** GOAL **
Without the pictures, write out all the lines below exactly as they appear.

** start DATA FOR PROCESSING **

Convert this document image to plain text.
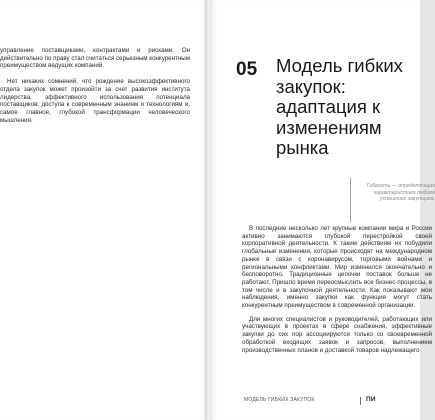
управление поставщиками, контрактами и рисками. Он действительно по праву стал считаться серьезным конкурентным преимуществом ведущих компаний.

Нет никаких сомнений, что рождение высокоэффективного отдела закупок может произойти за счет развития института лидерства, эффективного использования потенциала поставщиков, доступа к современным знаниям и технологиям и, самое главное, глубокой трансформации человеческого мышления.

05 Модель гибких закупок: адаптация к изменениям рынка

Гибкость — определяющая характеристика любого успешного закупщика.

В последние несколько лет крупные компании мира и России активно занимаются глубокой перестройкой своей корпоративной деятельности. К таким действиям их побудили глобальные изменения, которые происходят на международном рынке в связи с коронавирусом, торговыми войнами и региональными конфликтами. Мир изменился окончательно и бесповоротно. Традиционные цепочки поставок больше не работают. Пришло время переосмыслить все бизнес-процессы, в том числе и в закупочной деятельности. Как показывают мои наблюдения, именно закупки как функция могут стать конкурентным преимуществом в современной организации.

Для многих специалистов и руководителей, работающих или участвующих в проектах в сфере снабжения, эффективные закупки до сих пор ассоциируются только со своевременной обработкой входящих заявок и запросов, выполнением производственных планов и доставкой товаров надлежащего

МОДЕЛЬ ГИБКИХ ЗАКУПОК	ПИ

** end DATA FOR PROCESSING **

** TASK RESULT **
Convert this document image to plain text.
управление поставщиками, контрактами и рисками. Он действительно по праву стал считаться серьезным конкурентным преимуществом ведущих компаний.

Нет никаких сомнений, что рождение высокоэффективного отдела закупок может произойти за счет развития института лидерства, эффективного использования потенциала поставщиков, доступа к современным знаниям и технологиям и, самое главное, глубокой трансформации человеческого мышления.

05 Модель гибких закупок: адаптация к изменениям рынка

Гибкость — определяющая характеристика любого успешного закупщика.

В последние несколько лет крупные компании мира и России активно занимаются глубокой перестройкой своей корпоративной деятельности. К таким действиям их побудили глобальные изменения, которые происходят на международном рынке в связи с коронавирусом, торговыми войнами и региональными конфликтами. Мир изменился окончательно и бесповоротно. Традиционные цепочки поставок больше не работают. Пришло время переосмыслить все бизнес-процессы, в том числе и в закупочной деятельности. Как показывают мои наблюдения, именно закупки как функция могут стать конкурентным преимуществом в современной организации.

Для многих специалистов и руководителей, работающих или участвующих в проектах в сфере снабжения, эффективные закупки до сих пор ассоциируются только со своевременной обработкой входящих заявок и запросов, выполнением производственных планов и доставкой товаров надлежащего

МОДЕЛЬ ГИБКИХ ЗАКУПОК	ПИ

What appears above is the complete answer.